Records provided —
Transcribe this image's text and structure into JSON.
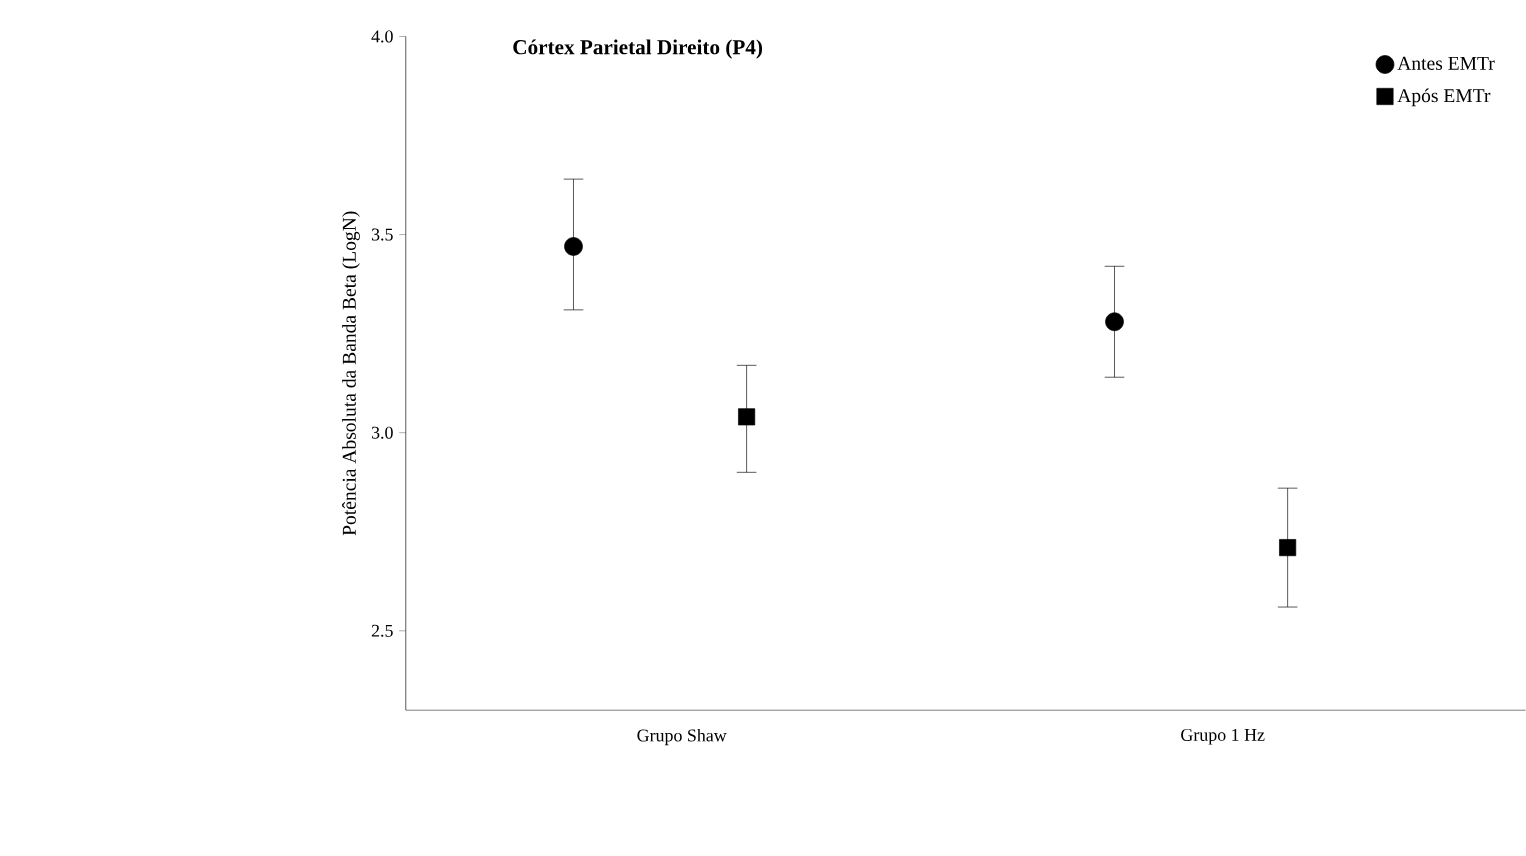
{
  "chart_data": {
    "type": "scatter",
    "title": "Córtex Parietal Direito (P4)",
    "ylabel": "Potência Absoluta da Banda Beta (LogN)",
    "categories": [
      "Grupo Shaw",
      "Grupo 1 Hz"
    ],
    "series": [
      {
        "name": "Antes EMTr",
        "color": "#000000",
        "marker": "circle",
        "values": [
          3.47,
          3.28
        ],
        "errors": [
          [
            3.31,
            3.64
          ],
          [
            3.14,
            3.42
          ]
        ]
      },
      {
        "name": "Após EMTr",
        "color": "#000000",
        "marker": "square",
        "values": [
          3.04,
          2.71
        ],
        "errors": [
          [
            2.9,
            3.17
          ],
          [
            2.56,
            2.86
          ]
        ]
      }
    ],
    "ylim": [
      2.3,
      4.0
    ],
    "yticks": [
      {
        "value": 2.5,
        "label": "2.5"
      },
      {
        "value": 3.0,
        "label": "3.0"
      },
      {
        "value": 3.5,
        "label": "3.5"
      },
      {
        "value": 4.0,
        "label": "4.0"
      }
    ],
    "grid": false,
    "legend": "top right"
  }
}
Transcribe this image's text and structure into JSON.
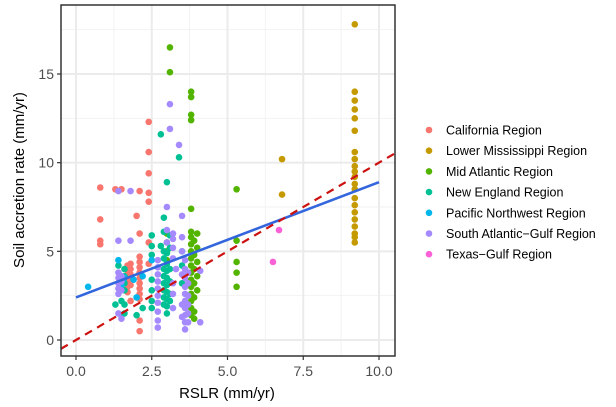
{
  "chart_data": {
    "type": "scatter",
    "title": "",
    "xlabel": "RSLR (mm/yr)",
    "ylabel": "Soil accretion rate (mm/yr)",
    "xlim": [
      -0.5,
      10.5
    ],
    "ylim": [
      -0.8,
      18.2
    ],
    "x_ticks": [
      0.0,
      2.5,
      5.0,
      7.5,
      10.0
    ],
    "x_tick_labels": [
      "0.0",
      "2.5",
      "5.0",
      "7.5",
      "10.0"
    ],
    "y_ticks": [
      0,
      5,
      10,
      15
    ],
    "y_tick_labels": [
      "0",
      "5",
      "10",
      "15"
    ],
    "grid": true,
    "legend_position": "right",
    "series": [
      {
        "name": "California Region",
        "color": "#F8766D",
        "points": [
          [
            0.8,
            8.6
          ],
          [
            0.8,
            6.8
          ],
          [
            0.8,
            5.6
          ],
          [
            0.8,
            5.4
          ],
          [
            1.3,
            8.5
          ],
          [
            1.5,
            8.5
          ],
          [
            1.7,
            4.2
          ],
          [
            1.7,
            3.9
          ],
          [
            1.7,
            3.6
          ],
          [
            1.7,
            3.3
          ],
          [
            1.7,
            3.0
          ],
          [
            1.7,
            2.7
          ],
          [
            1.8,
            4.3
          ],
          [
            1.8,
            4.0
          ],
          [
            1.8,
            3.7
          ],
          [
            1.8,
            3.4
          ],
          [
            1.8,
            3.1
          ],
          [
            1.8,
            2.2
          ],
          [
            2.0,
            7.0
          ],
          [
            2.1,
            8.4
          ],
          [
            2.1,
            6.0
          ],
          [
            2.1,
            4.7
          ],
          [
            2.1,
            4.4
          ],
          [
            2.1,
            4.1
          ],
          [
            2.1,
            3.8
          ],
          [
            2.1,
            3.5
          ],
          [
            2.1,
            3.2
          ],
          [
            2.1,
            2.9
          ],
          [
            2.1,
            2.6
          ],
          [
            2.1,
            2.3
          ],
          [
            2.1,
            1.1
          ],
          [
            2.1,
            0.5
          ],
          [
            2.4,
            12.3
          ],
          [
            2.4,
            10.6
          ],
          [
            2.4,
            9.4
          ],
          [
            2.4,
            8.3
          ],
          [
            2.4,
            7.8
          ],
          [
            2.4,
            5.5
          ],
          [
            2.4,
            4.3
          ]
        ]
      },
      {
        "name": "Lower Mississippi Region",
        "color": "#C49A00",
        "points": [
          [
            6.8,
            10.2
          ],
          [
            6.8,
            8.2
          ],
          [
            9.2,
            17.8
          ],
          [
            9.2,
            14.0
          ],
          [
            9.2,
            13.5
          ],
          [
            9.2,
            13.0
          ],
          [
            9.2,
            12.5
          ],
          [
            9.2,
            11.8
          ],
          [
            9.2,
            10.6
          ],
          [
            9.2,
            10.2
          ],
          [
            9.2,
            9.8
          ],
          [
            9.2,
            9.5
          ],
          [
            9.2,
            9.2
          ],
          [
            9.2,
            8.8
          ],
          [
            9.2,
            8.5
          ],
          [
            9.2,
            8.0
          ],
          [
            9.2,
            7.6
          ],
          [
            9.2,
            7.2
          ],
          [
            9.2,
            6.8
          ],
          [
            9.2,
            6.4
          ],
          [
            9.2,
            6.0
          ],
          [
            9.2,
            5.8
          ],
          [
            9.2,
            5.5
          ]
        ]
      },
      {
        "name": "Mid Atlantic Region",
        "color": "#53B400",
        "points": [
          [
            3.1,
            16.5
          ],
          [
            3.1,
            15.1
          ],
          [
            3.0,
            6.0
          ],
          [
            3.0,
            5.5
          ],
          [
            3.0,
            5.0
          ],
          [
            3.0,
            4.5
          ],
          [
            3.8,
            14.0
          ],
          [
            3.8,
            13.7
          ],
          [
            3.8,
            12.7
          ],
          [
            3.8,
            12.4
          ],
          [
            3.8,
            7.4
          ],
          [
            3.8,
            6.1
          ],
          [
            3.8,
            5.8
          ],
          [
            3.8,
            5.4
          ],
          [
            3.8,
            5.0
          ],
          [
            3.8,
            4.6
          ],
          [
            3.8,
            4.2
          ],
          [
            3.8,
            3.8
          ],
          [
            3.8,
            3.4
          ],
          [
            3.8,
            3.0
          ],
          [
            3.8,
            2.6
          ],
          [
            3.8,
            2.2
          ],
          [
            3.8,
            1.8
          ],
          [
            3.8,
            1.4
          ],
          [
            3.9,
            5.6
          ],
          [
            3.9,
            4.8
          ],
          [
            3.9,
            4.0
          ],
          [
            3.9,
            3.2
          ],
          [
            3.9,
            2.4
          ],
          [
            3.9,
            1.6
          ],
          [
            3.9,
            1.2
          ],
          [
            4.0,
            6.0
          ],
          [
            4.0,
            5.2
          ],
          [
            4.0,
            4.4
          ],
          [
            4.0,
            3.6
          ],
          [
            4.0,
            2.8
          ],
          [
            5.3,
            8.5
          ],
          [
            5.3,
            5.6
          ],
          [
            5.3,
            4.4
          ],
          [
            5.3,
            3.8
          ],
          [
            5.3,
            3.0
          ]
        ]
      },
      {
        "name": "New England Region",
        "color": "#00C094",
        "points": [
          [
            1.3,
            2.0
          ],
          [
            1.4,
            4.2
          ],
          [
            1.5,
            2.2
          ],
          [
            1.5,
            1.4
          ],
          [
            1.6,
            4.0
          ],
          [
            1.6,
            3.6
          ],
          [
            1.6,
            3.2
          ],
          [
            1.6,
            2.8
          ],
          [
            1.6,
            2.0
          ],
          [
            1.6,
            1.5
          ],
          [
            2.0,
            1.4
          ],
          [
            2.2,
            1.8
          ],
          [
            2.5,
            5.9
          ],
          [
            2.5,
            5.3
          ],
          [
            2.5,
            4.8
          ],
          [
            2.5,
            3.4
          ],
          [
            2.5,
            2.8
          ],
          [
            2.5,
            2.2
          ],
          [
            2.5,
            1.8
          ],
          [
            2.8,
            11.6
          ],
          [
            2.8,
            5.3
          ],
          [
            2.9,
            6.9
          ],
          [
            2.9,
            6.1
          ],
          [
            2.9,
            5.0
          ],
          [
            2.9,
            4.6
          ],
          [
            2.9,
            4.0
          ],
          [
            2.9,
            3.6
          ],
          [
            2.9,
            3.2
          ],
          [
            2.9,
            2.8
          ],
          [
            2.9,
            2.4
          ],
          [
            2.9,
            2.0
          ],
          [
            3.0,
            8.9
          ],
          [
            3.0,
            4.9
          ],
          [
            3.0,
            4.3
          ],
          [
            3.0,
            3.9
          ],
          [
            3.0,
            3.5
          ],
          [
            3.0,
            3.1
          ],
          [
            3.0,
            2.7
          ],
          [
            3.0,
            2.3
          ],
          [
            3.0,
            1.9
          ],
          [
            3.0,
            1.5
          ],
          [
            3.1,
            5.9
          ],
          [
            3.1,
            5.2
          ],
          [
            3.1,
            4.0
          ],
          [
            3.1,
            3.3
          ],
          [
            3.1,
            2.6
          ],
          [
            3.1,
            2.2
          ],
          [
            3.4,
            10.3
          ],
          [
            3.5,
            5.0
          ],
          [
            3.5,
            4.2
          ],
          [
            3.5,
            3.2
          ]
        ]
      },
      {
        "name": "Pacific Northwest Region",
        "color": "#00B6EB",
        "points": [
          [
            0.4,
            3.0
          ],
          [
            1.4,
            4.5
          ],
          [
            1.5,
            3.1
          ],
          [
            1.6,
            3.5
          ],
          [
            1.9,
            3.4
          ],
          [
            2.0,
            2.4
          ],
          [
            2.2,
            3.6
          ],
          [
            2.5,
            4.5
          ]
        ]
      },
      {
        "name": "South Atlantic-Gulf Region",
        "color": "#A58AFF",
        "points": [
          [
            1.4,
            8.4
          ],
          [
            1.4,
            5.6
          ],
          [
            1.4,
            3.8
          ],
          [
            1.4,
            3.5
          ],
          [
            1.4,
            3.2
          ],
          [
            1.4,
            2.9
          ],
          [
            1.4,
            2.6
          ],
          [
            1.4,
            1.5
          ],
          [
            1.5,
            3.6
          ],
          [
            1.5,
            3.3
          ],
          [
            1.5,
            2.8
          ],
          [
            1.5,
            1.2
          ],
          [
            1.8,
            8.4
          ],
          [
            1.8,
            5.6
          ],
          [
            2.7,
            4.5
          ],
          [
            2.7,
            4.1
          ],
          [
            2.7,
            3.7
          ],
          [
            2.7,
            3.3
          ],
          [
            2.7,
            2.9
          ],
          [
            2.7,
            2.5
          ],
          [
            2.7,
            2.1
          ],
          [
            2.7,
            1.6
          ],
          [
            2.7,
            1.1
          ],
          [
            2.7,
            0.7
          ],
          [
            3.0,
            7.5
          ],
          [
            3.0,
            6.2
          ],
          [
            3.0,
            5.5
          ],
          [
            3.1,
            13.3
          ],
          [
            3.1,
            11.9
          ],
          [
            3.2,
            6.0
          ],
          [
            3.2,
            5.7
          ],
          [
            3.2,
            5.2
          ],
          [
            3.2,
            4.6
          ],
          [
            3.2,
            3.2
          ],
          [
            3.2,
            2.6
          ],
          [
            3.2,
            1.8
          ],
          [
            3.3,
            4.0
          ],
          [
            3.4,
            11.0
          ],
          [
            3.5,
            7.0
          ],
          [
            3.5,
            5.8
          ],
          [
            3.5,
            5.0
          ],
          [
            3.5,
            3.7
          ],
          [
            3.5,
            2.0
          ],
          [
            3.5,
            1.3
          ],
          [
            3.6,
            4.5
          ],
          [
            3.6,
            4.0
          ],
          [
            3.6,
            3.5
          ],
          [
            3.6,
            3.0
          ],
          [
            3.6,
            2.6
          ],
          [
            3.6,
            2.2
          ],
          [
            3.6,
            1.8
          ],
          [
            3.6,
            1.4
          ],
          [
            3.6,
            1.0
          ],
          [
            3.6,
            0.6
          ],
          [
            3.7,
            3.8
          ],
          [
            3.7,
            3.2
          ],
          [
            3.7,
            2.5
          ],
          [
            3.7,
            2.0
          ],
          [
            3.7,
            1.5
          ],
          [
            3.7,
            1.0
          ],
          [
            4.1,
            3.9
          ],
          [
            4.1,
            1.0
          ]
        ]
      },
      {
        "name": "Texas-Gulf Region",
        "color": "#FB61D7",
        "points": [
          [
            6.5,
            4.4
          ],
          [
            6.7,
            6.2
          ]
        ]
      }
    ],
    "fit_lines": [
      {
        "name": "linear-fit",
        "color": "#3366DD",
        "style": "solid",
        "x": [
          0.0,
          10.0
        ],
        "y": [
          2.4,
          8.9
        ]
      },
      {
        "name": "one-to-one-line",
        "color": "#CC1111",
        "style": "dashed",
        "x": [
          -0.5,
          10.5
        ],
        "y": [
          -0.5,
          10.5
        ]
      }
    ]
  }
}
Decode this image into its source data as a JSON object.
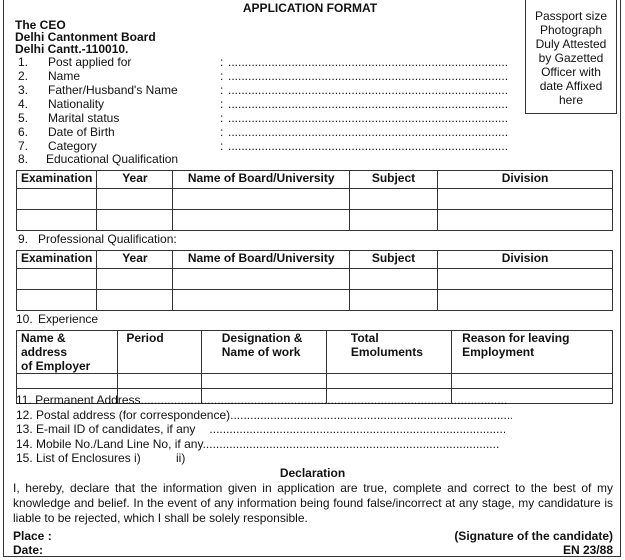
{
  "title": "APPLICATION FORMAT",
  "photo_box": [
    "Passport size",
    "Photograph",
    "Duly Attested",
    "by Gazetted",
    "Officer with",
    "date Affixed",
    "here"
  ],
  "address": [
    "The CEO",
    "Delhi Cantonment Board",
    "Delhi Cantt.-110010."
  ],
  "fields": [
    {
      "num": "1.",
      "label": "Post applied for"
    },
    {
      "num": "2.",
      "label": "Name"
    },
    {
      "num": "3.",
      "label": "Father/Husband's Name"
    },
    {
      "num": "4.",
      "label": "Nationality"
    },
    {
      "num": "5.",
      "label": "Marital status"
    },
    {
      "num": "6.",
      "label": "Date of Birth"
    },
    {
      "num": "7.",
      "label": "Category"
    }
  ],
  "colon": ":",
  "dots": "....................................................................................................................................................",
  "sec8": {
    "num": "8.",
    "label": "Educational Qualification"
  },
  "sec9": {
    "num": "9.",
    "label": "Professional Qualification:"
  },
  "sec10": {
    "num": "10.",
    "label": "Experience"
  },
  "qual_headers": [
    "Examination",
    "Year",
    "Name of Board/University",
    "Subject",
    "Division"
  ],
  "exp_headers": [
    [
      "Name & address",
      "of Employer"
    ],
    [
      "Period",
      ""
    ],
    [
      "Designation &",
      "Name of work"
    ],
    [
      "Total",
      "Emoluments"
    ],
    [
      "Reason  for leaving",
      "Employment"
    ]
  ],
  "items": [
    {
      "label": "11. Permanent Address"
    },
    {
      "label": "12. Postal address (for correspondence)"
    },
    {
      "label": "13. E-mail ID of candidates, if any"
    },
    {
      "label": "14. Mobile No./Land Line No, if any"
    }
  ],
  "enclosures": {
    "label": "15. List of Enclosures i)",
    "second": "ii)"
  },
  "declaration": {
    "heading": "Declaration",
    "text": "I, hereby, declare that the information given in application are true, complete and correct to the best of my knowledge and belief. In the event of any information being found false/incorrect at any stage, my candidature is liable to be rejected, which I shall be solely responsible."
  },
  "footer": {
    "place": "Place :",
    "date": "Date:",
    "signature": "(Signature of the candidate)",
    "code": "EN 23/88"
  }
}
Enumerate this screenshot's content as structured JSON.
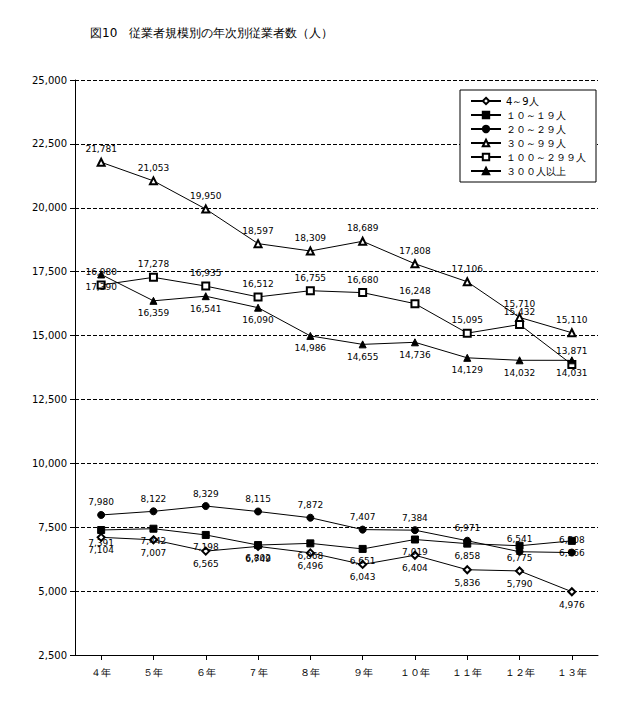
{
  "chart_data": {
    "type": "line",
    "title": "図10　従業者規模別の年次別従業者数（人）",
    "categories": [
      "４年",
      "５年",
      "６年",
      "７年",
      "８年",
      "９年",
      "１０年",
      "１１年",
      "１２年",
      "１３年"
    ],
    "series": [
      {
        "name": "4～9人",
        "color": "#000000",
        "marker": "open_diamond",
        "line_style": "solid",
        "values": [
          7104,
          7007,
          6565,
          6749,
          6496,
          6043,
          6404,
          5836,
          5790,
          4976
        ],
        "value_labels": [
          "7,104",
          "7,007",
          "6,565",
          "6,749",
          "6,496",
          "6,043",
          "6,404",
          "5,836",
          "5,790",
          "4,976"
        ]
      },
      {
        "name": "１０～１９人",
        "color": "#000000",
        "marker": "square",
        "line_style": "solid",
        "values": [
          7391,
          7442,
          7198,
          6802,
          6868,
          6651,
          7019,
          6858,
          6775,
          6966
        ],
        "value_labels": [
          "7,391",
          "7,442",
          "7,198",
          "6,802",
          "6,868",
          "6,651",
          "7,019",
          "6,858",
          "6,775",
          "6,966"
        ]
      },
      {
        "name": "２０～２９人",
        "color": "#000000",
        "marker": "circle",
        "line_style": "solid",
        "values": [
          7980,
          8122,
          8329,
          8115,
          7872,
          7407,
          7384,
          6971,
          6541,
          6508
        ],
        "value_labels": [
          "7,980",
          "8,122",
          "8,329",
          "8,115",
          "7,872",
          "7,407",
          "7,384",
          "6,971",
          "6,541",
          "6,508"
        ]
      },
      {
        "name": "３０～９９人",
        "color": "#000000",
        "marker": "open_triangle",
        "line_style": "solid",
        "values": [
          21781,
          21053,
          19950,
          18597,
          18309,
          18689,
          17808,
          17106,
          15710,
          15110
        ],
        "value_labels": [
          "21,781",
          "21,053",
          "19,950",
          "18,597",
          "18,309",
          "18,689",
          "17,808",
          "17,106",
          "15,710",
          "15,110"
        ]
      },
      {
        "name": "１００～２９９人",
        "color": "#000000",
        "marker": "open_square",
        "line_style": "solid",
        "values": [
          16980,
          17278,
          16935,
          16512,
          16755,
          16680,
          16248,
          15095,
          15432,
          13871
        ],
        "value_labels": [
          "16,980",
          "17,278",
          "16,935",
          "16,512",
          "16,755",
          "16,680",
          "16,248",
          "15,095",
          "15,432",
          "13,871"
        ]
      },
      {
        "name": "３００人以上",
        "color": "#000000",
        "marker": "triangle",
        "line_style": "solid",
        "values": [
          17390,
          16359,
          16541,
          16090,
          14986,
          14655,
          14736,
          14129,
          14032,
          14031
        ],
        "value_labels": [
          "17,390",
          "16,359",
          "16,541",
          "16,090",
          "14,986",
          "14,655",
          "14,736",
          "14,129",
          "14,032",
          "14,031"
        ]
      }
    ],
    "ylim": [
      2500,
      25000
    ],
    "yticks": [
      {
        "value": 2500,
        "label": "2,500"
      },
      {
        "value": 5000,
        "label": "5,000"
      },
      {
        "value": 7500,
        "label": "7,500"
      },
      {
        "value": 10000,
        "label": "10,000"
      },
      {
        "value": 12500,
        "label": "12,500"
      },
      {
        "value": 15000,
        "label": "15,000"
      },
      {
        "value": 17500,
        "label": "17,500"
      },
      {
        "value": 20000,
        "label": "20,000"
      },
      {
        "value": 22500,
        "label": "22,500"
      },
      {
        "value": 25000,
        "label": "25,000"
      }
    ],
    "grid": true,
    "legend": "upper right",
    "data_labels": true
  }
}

Your goal —
List every line from the entries above in which "title" appears.

Result —
    "title": "Córtex Parietal Direito (P4)",
    "title": "",
  "title": "APPLICATION FORMAT",
    "title": "図10　従業者規模別の年次別従業者数（人）",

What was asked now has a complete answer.